**Records**
____
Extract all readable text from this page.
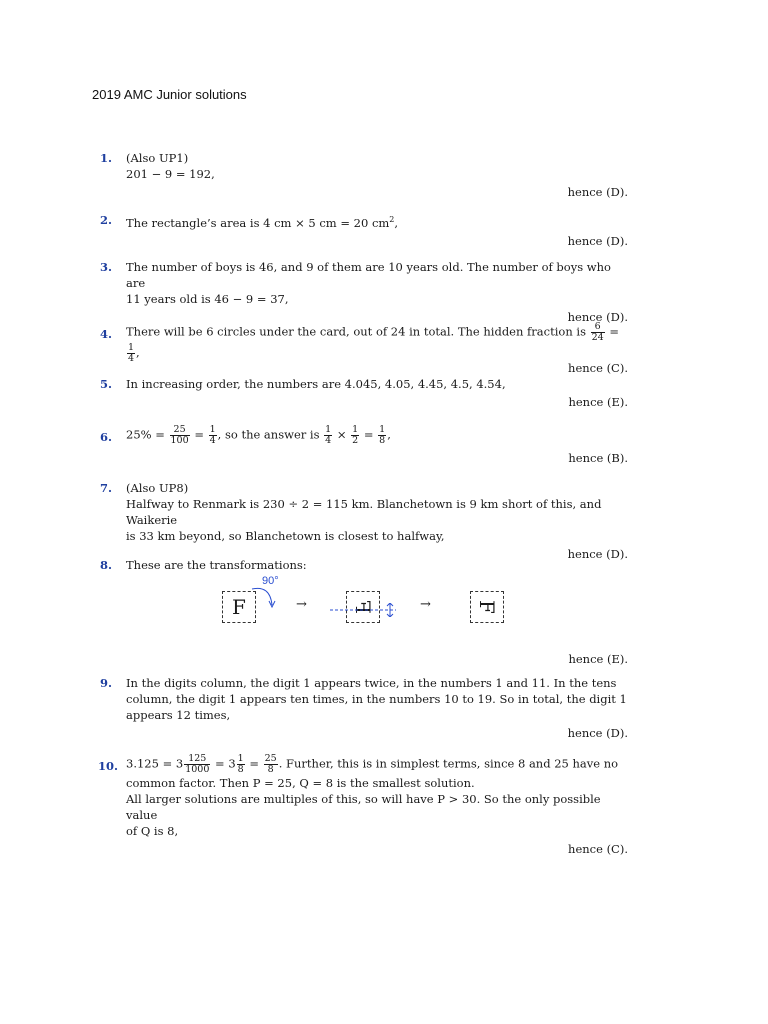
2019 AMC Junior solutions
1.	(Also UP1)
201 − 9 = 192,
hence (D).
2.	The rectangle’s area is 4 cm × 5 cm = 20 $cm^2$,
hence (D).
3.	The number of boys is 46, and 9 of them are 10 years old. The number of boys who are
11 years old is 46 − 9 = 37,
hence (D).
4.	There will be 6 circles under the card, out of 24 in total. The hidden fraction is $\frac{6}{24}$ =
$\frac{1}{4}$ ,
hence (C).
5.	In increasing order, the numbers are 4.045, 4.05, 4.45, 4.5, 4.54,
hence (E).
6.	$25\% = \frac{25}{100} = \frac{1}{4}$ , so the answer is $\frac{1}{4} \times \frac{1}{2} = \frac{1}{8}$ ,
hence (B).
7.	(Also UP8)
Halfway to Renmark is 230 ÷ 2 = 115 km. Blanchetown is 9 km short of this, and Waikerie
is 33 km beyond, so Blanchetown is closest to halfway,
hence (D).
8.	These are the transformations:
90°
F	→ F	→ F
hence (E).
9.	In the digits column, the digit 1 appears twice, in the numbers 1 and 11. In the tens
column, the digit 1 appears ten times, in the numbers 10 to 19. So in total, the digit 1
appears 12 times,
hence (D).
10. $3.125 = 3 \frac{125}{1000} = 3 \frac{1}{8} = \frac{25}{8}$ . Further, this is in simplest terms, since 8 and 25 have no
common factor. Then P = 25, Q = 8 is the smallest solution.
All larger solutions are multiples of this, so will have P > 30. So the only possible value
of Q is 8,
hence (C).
____
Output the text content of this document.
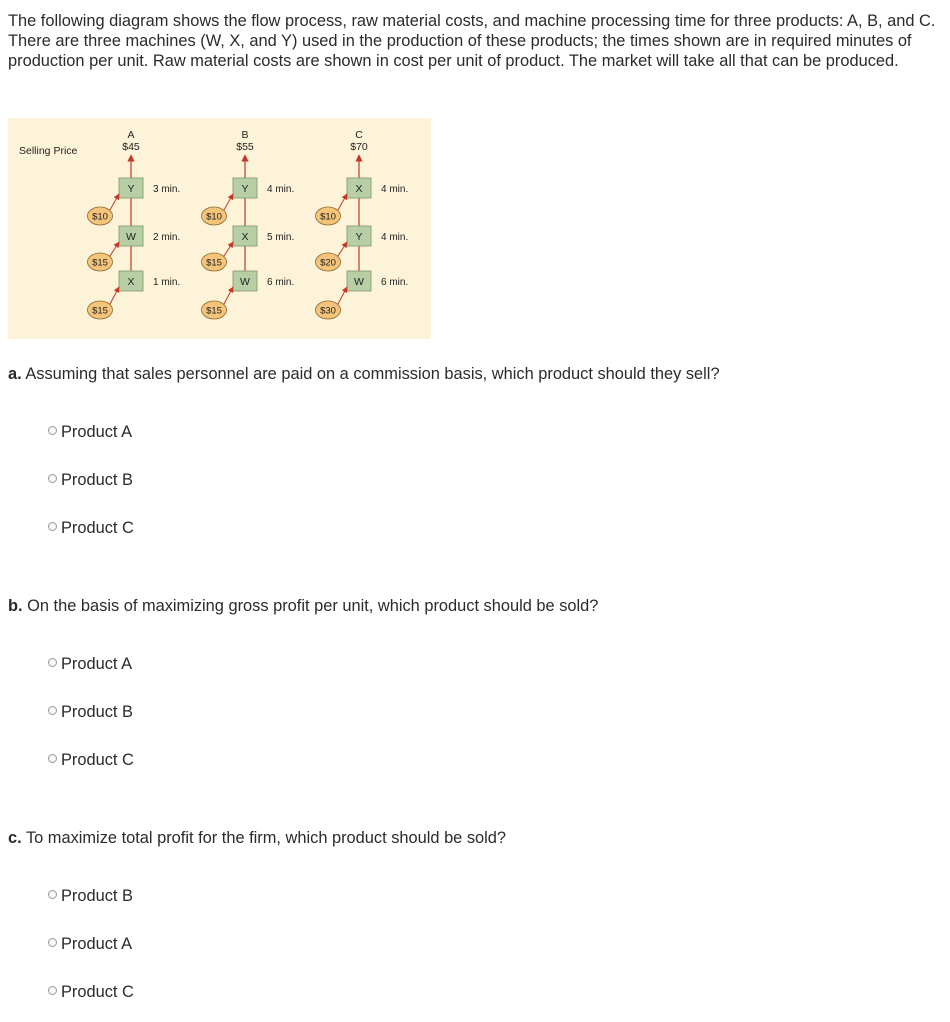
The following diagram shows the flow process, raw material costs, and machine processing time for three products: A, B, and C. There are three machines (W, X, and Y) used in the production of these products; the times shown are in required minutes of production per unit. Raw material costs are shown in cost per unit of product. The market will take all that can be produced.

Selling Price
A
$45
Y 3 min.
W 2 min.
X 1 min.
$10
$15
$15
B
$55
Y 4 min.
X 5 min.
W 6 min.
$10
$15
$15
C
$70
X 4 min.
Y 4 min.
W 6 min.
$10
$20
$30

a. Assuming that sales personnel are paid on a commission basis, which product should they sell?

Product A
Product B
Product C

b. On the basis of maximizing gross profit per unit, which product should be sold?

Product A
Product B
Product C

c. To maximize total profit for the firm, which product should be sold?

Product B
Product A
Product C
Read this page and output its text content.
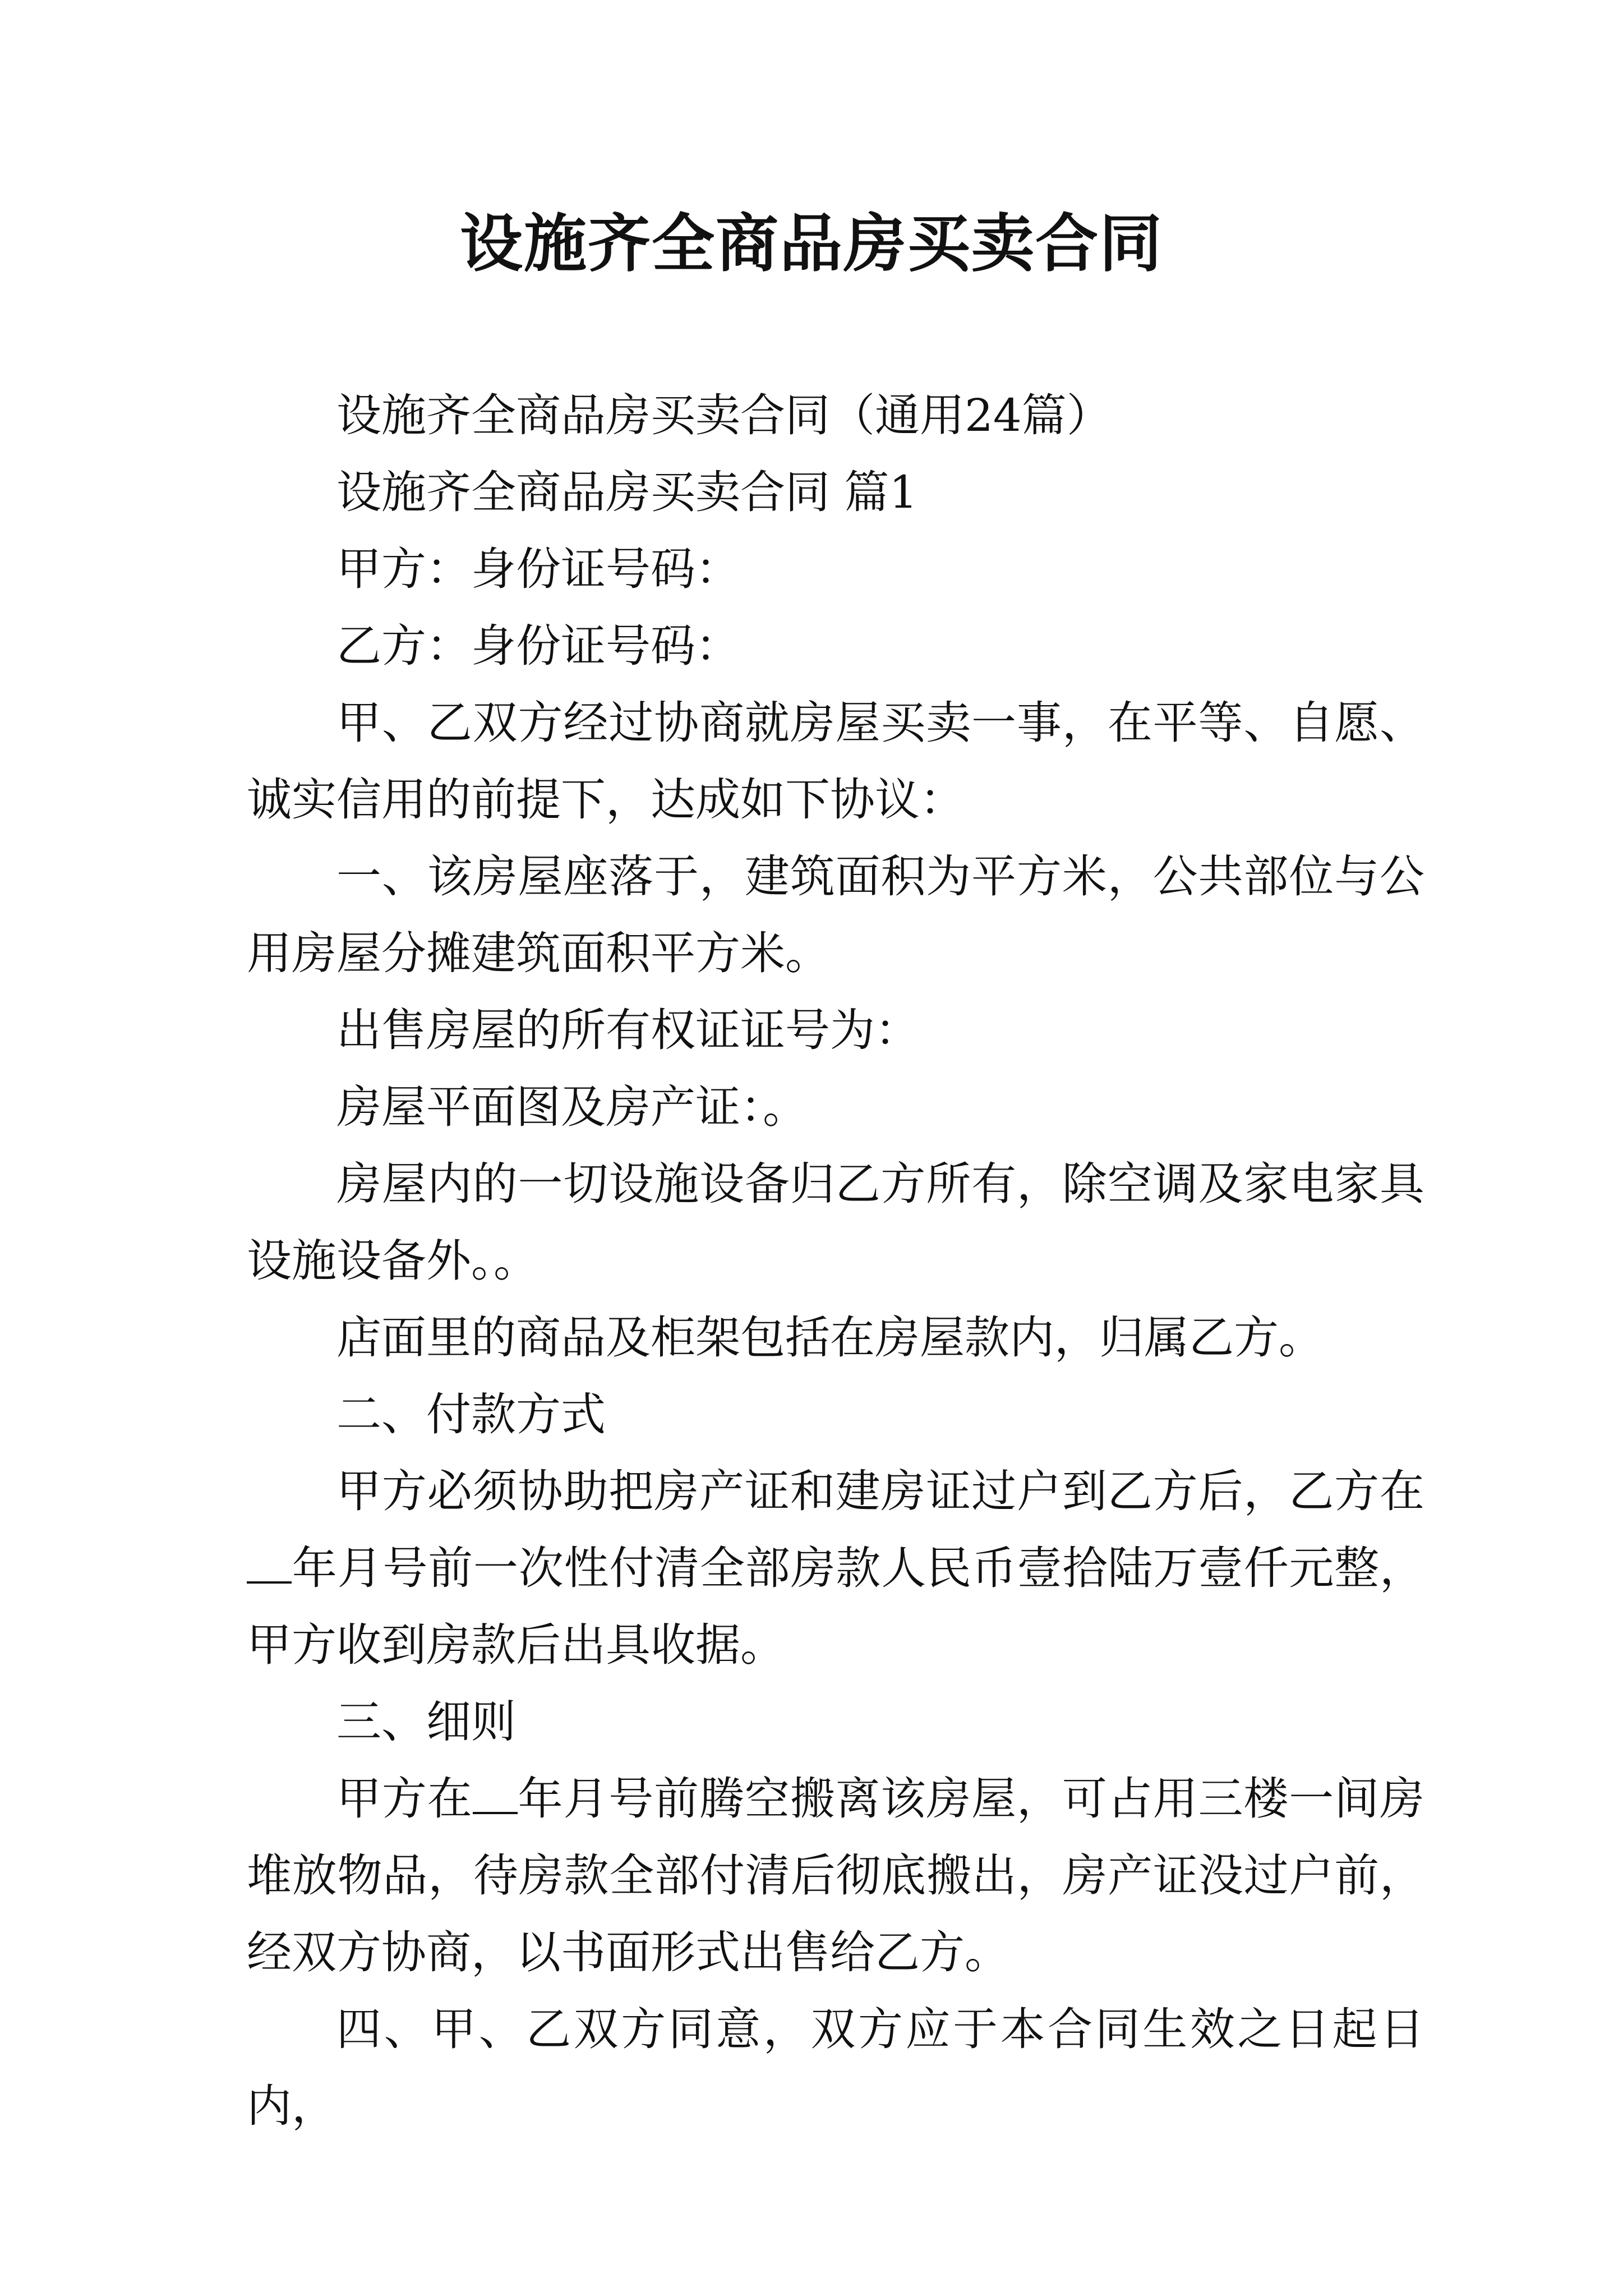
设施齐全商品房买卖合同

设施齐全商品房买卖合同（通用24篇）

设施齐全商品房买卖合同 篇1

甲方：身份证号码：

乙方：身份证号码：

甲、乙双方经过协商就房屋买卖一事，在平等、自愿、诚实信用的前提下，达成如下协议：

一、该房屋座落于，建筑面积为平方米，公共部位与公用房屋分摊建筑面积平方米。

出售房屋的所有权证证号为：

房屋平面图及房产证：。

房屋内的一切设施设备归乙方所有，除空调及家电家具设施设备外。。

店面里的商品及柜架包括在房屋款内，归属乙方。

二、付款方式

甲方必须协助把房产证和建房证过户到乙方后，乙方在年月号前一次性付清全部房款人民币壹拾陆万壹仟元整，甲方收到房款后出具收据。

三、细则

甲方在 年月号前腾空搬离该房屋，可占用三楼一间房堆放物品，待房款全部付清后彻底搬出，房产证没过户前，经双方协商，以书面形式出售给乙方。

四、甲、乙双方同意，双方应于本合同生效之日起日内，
____
**STATED PROBLEM**
Reproduce every line from the entries that holds the word "numbers".

**TASK SOLUTION**
5.	In increasing order, the numbers are 4.045, 4.05, 4.45, 4.5, 4.54,
9.	In the digits column, the digit 1 appears twice, in the numbers 1 and 11. In the tens
column, the digit 1 appears ten times, in the numbers 10 to 19. So in total, the digit 1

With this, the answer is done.